▶ _Goal_
Your reply should be one number: the count of lines holding the word "Maximum".

▶ _Records shown_
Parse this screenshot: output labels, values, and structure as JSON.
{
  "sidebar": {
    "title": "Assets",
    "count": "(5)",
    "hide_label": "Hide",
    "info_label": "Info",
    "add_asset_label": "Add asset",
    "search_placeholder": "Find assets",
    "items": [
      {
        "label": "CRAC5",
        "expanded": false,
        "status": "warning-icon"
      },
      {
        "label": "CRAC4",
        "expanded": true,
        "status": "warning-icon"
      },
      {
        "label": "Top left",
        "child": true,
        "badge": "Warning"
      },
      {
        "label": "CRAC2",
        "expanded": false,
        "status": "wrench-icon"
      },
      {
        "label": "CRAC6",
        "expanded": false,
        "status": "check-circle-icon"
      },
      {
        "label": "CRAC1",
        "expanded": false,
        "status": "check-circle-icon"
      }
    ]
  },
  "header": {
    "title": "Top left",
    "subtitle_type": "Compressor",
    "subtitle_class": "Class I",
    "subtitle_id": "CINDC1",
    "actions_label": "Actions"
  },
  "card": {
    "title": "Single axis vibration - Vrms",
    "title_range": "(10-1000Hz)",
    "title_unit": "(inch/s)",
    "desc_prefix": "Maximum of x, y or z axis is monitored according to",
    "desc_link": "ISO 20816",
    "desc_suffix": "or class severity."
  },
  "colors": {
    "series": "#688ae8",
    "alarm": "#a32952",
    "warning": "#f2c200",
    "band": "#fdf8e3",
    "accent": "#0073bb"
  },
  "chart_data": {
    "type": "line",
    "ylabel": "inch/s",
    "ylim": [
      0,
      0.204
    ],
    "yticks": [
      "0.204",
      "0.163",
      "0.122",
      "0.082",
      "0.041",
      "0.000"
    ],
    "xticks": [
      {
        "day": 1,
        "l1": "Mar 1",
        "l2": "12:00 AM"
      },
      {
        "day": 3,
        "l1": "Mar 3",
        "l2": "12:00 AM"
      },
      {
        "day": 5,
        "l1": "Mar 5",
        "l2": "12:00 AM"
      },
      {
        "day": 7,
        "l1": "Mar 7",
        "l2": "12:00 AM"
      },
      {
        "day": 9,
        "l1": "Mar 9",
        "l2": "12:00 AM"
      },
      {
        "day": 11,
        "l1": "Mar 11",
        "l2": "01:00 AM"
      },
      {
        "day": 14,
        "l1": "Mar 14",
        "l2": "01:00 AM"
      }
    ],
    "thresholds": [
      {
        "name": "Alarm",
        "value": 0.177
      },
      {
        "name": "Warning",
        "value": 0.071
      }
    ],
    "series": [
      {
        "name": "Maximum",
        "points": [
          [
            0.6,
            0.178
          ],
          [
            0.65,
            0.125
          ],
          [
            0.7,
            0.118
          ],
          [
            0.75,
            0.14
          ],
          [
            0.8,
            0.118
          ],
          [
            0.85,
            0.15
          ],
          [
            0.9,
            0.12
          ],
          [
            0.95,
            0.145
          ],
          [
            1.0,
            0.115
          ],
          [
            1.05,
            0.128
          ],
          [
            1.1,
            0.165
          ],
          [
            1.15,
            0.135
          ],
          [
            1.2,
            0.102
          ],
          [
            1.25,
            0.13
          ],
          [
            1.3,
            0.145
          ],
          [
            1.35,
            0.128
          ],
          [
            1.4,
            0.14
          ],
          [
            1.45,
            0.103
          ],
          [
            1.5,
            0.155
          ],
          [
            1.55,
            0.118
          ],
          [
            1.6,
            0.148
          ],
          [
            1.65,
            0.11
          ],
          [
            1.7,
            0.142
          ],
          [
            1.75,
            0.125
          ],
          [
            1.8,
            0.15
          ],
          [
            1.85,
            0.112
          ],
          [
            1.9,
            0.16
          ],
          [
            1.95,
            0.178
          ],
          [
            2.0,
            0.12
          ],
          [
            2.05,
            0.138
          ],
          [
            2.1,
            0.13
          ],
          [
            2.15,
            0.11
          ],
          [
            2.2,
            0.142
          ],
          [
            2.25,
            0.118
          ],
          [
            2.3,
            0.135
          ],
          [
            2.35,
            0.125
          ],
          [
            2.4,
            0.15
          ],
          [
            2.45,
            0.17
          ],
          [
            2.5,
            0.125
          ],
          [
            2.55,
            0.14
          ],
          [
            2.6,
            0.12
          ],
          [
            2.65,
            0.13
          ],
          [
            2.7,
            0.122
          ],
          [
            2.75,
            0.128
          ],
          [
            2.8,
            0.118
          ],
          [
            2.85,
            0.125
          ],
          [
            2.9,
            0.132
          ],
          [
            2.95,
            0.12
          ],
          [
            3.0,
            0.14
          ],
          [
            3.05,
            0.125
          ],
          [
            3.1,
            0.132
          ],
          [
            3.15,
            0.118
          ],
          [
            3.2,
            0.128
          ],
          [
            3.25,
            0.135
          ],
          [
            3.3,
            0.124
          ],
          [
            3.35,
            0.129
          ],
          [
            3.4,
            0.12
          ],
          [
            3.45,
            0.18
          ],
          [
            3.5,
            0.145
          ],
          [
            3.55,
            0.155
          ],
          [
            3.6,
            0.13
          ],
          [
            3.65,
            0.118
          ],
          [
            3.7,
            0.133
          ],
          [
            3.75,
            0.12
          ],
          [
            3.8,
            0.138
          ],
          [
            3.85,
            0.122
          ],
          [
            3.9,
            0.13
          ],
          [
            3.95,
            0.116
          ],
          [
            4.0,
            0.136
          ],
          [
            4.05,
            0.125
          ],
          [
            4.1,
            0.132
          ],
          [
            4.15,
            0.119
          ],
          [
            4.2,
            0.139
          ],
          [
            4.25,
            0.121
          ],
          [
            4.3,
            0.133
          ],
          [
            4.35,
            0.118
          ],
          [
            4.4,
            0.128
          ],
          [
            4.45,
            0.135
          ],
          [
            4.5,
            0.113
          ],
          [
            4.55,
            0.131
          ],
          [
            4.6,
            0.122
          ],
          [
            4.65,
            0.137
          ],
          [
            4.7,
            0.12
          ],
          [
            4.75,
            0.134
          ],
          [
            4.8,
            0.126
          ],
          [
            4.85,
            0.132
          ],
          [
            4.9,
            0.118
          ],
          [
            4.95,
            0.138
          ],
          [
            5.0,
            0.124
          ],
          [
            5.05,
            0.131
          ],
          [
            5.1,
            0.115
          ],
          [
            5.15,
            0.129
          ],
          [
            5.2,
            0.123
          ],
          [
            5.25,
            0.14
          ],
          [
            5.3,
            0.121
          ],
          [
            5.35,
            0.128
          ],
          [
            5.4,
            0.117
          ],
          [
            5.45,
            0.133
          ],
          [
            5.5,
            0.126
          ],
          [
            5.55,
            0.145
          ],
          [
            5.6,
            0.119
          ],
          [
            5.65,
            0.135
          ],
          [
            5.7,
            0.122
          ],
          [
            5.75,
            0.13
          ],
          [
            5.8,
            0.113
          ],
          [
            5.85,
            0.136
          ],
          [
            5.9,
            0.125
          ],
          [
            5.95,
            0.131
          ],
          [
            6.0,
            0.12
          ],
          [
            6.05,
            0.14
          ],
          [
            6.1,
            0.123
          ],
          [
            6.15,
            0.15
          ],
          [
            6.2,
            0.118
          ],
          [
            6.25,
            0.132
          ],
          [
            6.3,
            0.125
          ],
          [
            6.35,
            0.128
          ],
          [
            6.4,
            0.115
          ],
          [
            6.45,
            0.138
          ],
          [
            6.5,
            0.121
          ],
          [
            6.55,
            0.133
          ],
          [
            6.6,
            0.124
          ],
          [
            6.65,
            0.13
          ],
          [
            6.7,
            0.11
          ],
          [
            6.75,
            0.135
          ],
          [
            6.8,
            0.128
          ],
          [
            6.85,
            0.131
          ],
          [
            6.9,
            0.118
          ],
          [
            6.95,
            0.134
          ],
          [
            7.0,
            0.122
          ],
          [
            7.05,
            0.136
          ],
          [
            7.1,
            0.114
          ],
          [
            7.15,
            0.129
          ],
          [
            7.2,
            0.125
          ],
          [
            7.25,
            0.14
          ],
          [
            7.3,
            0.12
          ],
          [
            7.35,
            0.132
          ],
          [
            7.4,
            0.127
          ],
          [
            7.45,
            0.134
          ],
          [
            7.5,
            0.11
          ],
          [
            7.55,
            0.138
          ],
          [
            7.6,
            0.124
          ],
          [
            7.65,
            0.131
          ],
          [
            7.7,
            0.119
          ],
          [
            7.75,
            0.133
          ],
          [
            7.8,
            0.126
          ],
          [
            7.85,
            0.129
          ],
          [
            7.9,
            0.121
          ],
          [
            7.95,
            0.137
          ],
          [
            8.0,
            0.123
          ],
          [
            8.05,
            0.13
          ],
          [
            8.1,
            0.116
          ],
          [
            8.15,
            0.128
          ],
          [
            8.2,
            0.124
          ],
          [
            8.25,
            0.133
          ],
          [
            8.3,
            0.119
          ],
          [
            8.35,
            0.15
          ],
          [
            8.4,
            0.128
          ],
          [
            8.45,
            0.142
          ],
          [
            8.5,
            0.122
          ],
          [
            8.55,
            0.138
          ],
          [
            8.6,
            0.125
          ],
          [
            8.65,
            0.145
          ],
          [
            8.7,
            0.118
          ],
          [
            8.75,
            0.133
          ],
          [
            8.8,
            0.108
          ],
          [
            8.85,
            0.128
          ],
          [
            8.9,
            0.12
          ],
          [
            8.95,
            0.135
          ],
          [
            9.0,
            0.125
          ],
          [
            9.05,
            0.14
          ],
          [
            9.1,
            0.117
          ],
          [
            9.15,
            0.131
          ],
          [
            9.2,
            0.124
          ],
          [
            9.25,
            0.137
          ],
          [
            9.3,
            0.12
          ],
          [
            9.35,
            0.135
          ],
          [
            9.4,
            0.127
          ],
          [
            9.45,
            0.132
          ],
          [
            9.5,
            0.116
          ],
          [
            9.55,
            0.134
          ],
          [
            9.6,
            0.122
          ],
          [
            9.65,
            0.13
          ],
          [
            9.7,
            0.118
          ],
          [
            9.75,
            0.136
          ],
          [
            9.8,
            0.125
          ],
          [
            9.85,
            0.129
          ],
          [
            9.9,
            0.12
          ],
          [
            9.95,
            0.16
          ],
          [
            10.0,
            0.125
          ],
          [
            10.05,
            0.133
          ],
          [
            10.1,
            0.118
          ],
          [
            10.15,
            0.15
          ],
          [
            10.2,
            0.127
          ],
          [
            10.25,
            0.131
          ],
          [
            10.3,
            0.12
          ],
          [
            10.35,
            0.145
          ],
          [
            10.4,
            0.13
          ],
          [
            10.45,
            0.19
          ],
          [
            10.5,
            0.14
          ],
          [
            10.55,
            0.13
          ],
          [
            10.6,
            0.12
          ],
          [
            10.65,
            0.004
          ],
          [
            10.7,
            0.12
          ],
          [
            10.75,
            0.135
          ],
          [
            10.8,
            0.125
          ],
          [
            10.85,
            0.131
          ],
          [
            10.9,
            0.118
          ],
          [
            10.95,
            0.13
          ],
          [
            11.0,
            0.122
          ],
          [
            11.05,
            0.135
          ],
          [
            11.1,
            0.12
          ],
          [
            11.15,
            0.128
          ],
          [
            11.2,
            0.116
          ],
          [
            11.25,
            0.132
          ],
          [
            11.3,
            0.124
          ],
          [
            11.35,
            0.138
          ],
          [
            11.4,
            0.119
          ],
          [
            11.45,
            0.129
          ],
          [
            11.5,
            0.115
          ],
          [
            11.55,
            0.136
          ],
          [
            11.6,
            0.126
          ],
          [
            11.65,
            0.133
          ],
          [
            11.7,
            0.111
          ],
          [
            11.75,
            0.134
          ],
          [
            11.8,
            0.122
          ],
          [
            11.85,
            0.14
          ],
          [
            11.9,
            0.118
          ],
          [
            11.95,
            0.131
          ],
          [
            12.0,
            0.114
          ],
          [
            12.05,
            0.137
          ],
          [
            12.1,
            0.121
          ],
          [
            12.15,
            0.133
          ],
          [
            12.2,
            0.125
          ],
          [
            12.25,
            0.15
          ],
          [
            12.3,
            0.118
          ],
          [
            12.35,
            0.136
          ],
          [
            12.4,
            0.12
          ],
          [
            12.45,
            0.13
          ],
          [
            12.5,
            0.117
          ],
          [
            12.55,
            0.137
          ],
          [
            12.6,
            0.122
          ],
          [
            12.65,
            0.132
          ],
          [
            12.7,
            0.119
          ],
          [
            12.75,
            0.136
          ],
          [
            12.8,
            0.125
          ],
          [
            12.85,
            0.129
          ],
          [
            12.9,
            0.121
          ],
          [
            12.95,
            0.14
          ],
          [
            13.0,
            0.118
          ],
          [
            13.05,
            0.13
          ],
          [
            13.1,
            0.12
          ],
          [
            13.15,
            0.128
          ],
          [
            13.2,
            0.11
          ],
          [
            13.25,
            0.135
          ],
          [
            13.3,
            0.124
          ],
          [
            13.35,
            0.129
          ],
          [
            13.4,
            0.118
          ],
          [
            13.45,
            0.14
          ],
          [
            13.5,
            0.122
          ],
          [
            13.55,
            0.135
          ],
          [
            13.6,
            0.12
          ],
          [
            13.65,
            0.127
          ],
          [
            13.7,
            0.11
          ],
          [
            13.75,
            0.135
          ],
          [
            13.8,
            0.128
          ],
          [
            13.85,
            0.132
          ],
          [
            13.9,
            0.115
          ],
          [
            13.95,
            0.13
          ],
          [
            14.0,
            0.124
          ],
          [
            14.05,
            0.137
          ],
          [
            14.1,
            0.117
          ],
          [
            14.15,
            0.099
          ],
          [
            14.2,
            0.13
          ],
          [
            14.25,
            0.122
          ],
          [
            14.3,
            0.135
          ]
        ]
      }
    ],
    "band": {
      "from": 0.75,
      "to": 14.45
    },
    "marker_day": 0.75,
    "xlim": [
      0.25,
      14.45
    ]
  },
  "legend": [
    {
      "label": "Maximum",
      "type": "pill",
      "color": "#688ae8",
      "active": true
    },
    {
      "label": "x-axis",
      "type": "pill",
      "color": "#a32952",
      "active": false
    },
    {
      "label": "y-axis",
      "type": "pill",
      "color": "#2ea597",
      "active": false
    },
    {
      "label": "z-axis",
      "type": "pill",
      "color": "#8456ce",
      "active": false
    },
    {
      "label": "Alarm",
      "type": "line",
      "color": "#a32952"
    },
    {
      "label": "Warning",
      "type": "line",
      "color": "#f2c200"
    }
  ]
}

▶ _Result_
3